**The request**
Copy out, from the entries below, each line holding the string "Privés".

▬▬▬

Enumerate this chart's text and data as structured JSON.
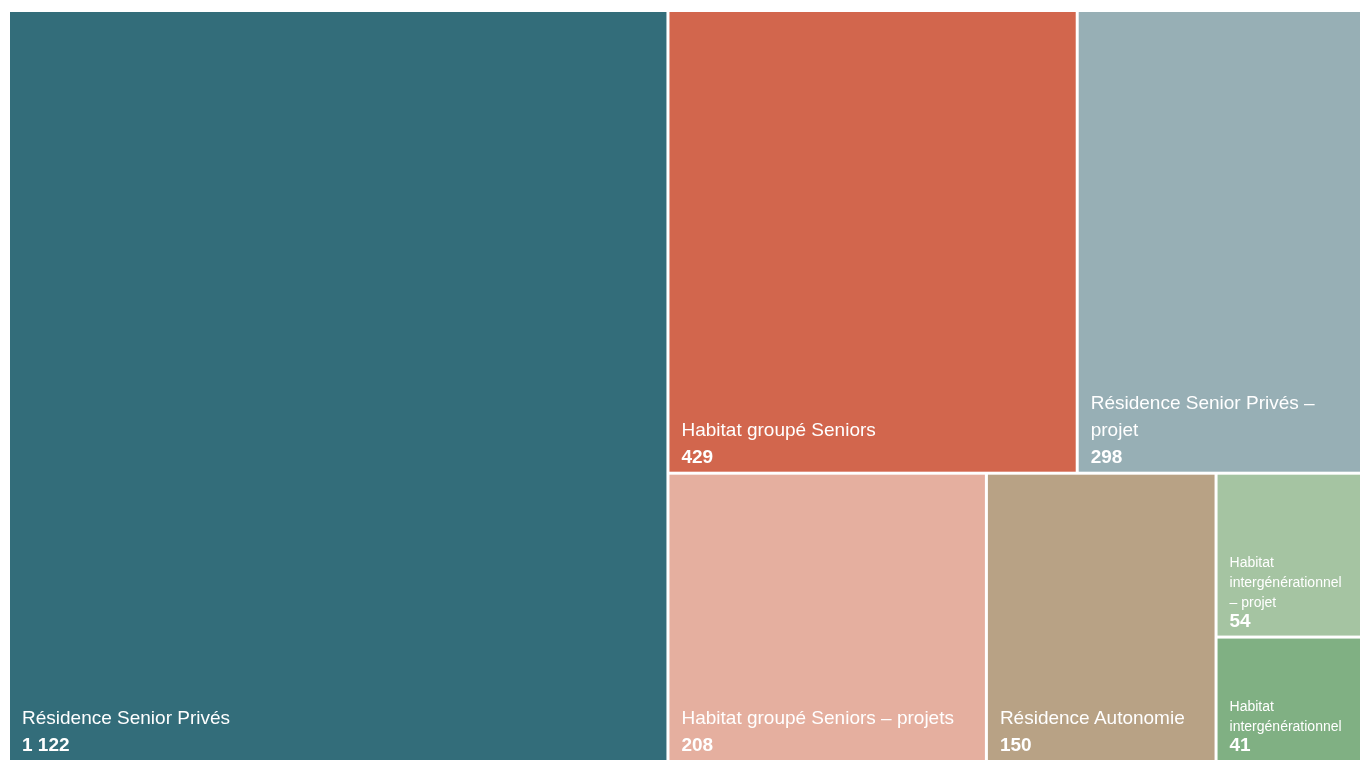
{
  "chart_data": {
    "type": "other",
    "categories": [
      "Résidence Senior Privés",
      "Habitat groupé Seniors",
      "Résidence Senior Privés – projet",
      "Habitat groupé Seniors – projets",
      "Résidence Autonomie",
      "Habitat intergénérationnel – projet",
      "Habitat intergénérationnel"
    ],
    "values": [
      1122,
      429,
      298,
      208,
      150,
      54,
      41
    ],
    "value_labels": [
      "1 122",
      "429",
      "298",
      "208",
      "150",
      "54",
      "41"
    ],
    "colors": [
      "#336d7a",
      "#d2664d",
      "#97afb5",
      "#e5af9f",
      "#b8a285",
      "#a5c4a2",
      "#80b083"
    ]
  }
}
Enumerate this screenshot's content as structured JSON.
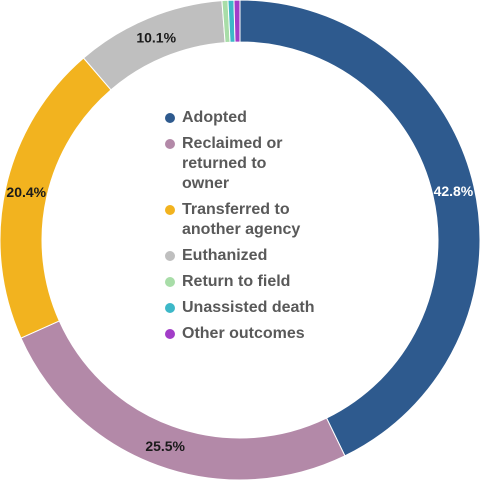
{
  "chart_data": {
    "type": "pie",
    "style": "donut",
    "categories": [
      "Adopted",
      "Reclaimed or returned to owner",
      "Transferred to another agency",
      "Euthanized",
      "Return to field",
      "Unassisted death",
      "Other outcomes"
    ],
    "values": [
      42.8,
      25.5,
      20.4,
      10.1,
      0.4,
      0.4,
      0.4
    ],
    "data_labels": [
      "42.8%",
      "25.5%",
      "20.4%",
      "10.1%",
      "",
      "",
      ""
    ],
    "colors": [
      "#2E5A8E",
      "#B389A8",
      "#F2B31F",
      "#BFBFBF",
      "#A8DDA8",
      "#3DB8C8",
      "#A23DC8"
    ],
    "label_colors": [
      "#ffffff",
      "#1a1a1a",
      "#1a1a1a",
      "#1a1a1a",
      "#1a1a1a",
      "#1a1a1a",
      "#1a1a1a"
    ],
    "legend_position": "center",
    "start": "top, clockwise"
  },
  "legend": {
    "items": [
      {
        "label": "Adopted",
        "color": "#2E5A8E"
      },
      {
        "label": "Reclaimed or returned to owner",
        "color": "#B389A8"
      },
      {
        "label": "Transferred to another agency",
        "color": "#F2B31F"
      },
      {
        "label": "Euthanized",
        "color": "#BFBFBF"
      },
      {
        "label": "Return to field",
        "color": "#A8DDA8"
      },
      {
        "label": "Unassisted death",
        "color": "#3DB8C8"
      },
      {
        "label": "Other outcomes",
        "color": "#A23DC8"
      }
    ]
  }
}
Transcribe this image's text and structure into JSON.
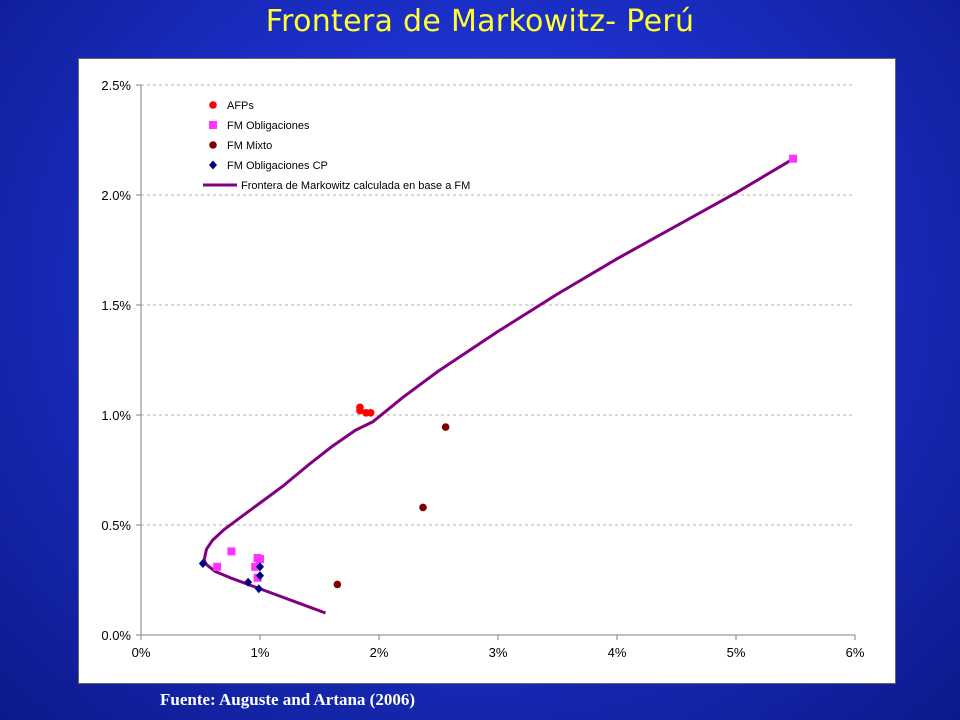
{
  "title": "Frontera de Markowitz- Perú",
  "source": "Fuente: Auguste and Artana (2006)",
  "chart_data": {
    "type": "scatter",
    "xlim": [
      0,
      6
    ],
    "ylim": [
      0,
      2.5
    ],
    "x_ticks": [
      0,
      1,
      2,
      3,
      4,
      5,
      6
    ],
    "y_ticks": [
      0,
      0.5,
      1.0,
      1.5,
      2.0,
      2.5
    ],
    "x_tick_labels": [
      "0%",
      "1%",
      "2%",
      "3%",
      "4%",
      "5%",
      "6%"
    ],
    "y_tick_labels": [
      "0.0%",
      "0.5%",
      "1.0%",
      "1.5%",
      "2.0%",
      "2.5%"
    ],
    "grid": "horizontal dashed",
    "legend_position": "top-left",
    "series": [
      {
        "name": "AFPs",
        "marker": "circle",
        "color": "#ff0000",
        "points": [
          [
            1.84,
            1.035
          ],
          [
            1.84,
            1.02
          ],
          [
            1.89,
            1.01
          ],
          [
            1.93,
            1.01
          ]
        ]
      },
      {
        "name": "FM Obligaciones",
        "marker": "square",
        "color": "#ff33ff",
        "points": [
          [
            0.64,
            0.31
          ],
          [
            0.76,
            0.38
          ],
          [
            0.96,
            0.31
          ],
          [
            0.98,
            0.35
          ],
          [
            1.0,
            0.345
          ],
          [
            0.98,
            0.26
          ],
          [
            5.48,
            2.165
          ]
        ]
      },
      {
        "name": "FM Mixto",
        "marker": "circle",
        "color": "#800000",
        "points": [
          [
            1.65,
            0.23
          ],
          [
            2.37,
            0.58
          ],
          [
            2.56,
            0.945
          ]
        ]
      },
      {
        "name": "FM Obligaciones CP",
        "marker": "diamond",
        "color": "#000080",
        "points": [
          [
            0.52,
            0.325
          ],
          [
            0.9,
            0.24
          ],
          [
            0.99,
            0.21
          ],
          [
            1.0,
            0.27
          ],
          [
            1.0,
            0.31
          ]
        ]
      },
      {
        "name": "Frontera de Markowitz calculada en base a FM",
        "marker": "line",
        "color": "#800080",
        "points": [
          [
            1.55,
            0.1
          ],
          [
            1.35,
            0.14
          ],
          [
            1.15,
            0.18
          ],
          [
            0.95,
            0.22
          ],
          [
            0.75,
            0.26
          ],
          [
            0.62,
            0.29
          ],
          [
            0.55,
            0.32
          ],
          [
            0.53,
            0.34
          ],
          [
            0.55,
            0.39
          ],
          [
            0.6,
            0.43
          ],
          [
            0.7,
            0.48
          ],
          [
            0.85,
            0.54
          ],
          [
            1.0,
            0.6
          ],
          [
            1.2,
            0.68
          ],
          [
            1.4,
            0.77
          ],
          [
            1.6,
            0.855
          ],
          [
            1.8,
            0.93
          ],
          [
            1.95,
            0.97
          ],
          [
            2.2,
            1.08
          ],
          [
            2.5,
            1.2
          ],
          [
            3.0,
            1.38
          ],
          [
            3.5,
            1.55
          ],
          [
            4.0,
            1.71
          ],
          [
            4.5,
            1.86
          ],
          [
            5.0,
            2.01
          ],
          [
            5.5,
            2.17
          ]
        ]
      }
    ]
  }
}
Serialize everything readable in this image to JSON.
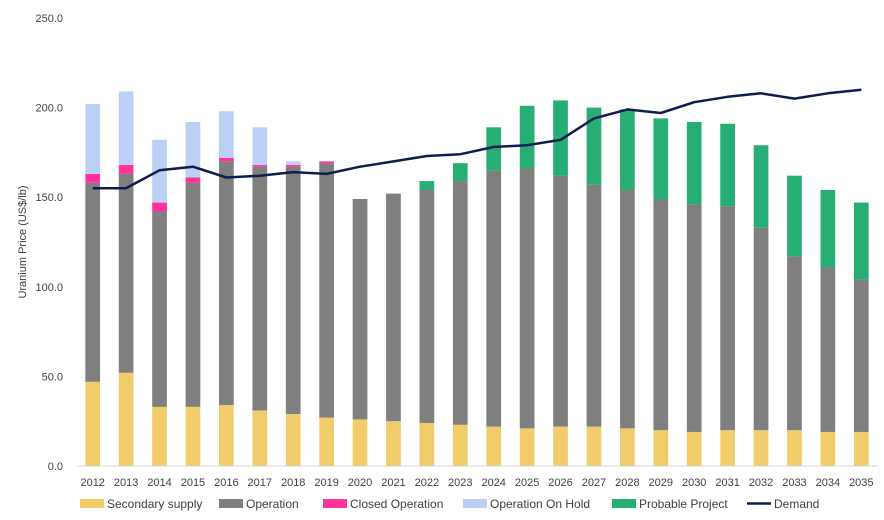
{
  "chart_data": {
    "type": "bar",
    "stacked": true,
    "title": "",
    "xlabel": "",
    "ylabel": "Uranium Price (US$/lb)",
    "ylim": [
      0,
      250
    ],
    "yticks": [
      0,
      50,
      100,
      150,
      200,
      250
    ],
    "ytick_labels": [
      "0.0",
      "50.0",
      "100.0",
      "150.0",
      "200.0",
      "250.0"
    ],
    "grid": false,
    "legend_position": "bottom",
    "categories": [
      "2012",
      "2013",
      "2014",
      "2015",
      "2016",
      "2017",
      "2018",
      "2019",
      "2020",
      "2021",
      "2022",
      "2023",
      "2024",
      "2025",
      "2026",
      "2027",
      "2028",
      "2029",
      "2030",
      "2031",
      "2032",
      "2033",
      "2034",
      "2035"
    ],
    "series": [
      {
        "name": "Secondary supply",
        "color": "#f0cd6a",
        "values": [
          47,
          52,
          33,
          33,
          34,
          31,
          29,
          27,
          26,
          25,
          24,
          23,
          22,
          21,
          22,
          22,
          21,
          20,
          19,
          20,
          20,
          20,
          19,
          19
        ]
      },
      {
        "name": "Operation",
        "color": "#7f7f7f",
        "values": [
          111,
          111,
          109,
          125,
          136,
          136,
          138,
          142,
          123,
          127,
          130,
          136,
          143,
          145,
          140,
          135,
          133,
          129,
          127,
          125,
          113,
          97,
          92,
          85
        ]
      },
      {
        "name": "Closed Operation",
        "color": "#ff3399",
        "values": [
          5,
          5,
          5,
          3,
          2,
          1,
          1,
          1,
          0,
          0,
          0,
          0,
          0,
          0,
          0,
          0,
          0,
          0,
          0,
          0,
          0,
          0,
          0,
          0
        ]
      },
      {
        "name": "Operation On Hold",
        "color": "#bcd0f6",
        "values": [
          39,
          41,
          35,
          31,
          26,
          21,
          2,
          0,
          0,
          0,
          0,
          0,
          0,
          0,
          0,
          0,
          0,
          0,
          0,
          0,
          0,
          0,
          0,
          0
        ]
      },
      {
        "name": "Probable Project",
        "color": "#27ae74",
        "values": [
          0,
          0,
          0,
          0,
          0,
          0,
          0,
          0,
          0,
          0,
          5,
          10,
          24,
          35,
          42,
          43,
          45,
          45,
          46,
          46,
          46,
          45,
          43,
          43
        ]
      }
    ],
    "line_series": {
      "name": "Demand",
      "color": "#0e1d4e",
      "values": [
        155,
        155,
        165,
        167,
        161,
        162,
        164,
        163,
        167,
        170,
        173,
        174,
        178,
        179,
        182,
        194,
        199,
        197,
        203,
        206,
        208,
        205,
        208,
        210
      ]
    }
  }
}
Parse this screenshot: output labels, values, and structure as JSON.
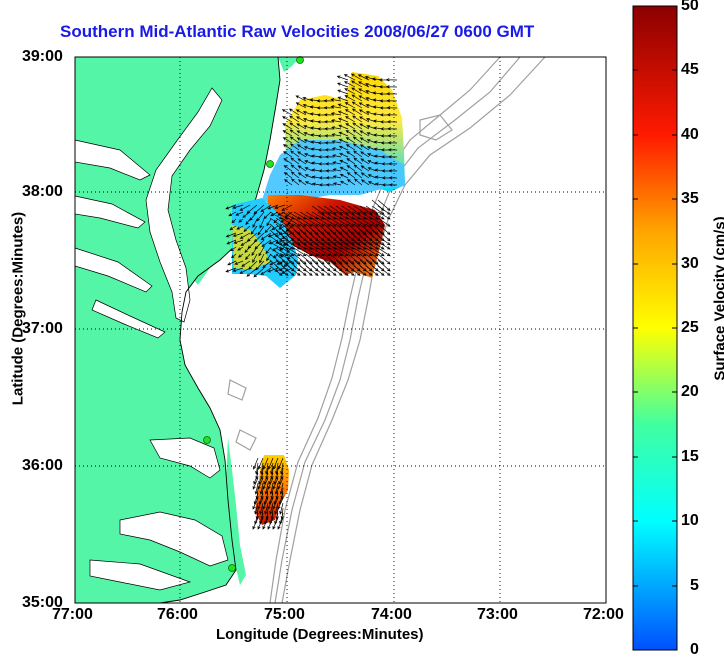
{
  "title": "Southern Mid-Atlantic Raw Velocities 2008/06/27 0600 GMT",
  "axes": {
    "xlabel": "Longitude (Degrees:Minutes)",
    "ylabel": "Latitude (Degrees:Minutes)",
    "xticks": [
      "77:00",
      "76:00",
      "75:00",
      "74:00",
      "73:00",
      "72:00"
    ],
    "yticks": [
      "39:00",
      "38:00",
      "37:00",
      "36:00",
      "35:00"
    ]
  },
  "colorbar": {
    "label": "Surface Velocity (cm/s)",
    "ticks": [
      "50",
      "45",
      "40",
      "35",
      "30",
      "25",
      "20",
      "15",
      "10",
      "5",
      "0"
    ],
    "range": [
      0,
      50
    ]
  },
  "colors": {
    "land": "#55f5a8",
    "water": "#ffffff",
    "title": "#1a1ae6",
    "bathymetry": "#a0a0a0"
  }
}
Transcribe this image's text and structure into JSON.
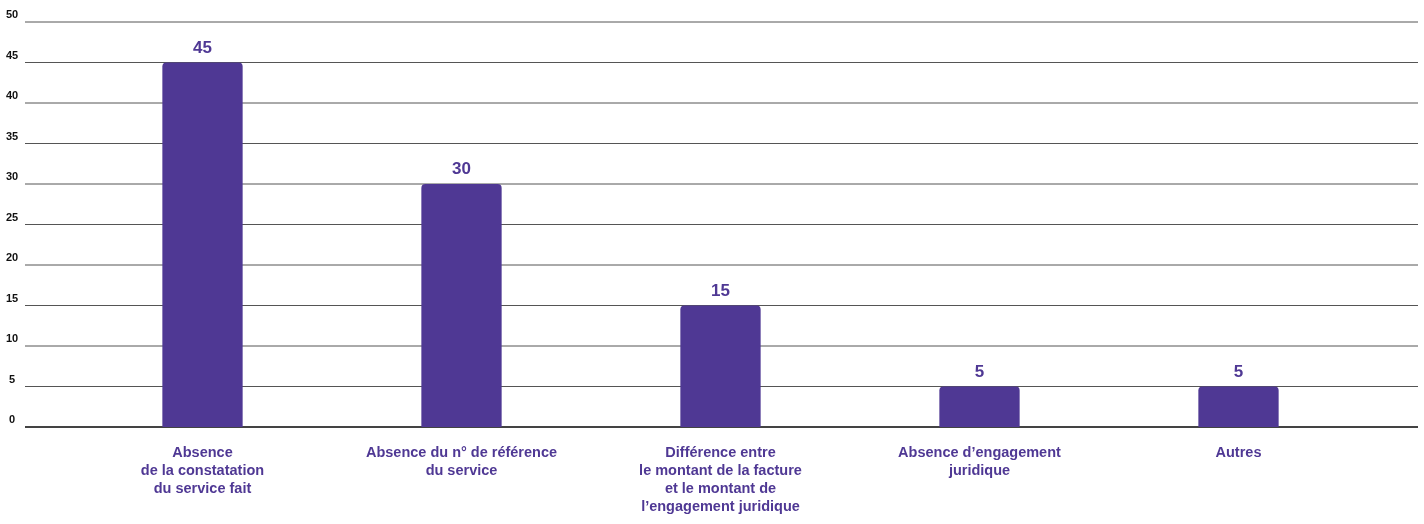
{
  "chart_data": {
    "type": "bar",
    "categories": [
      "Absence\nde la constatation\ndu service fait",
      "Absence du n° de référence\ndu service",
      "Différence entre\nle montant de la facture\net le montant de\nl’engagement juridique",
      "Absence d’engagement\njuridique",
      "Autres"
    ],
    "values": [
      45,
      30,
      15,
      5,
      5
    ],
    "color": "#4f3894",
    "ylim": [
      0,
      50
    ],
    "yticks": [
      0,
      5,
      10,
      15,
      20,
      25,
      30,
      35,
      40,
      45,
      50
    ],
    "grid": "y",
    "data_labels": true
  }
}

▬▬▬

**Output for this task**
      "Résidence Senior Privés",
      "Résidence Senior Privés – projet",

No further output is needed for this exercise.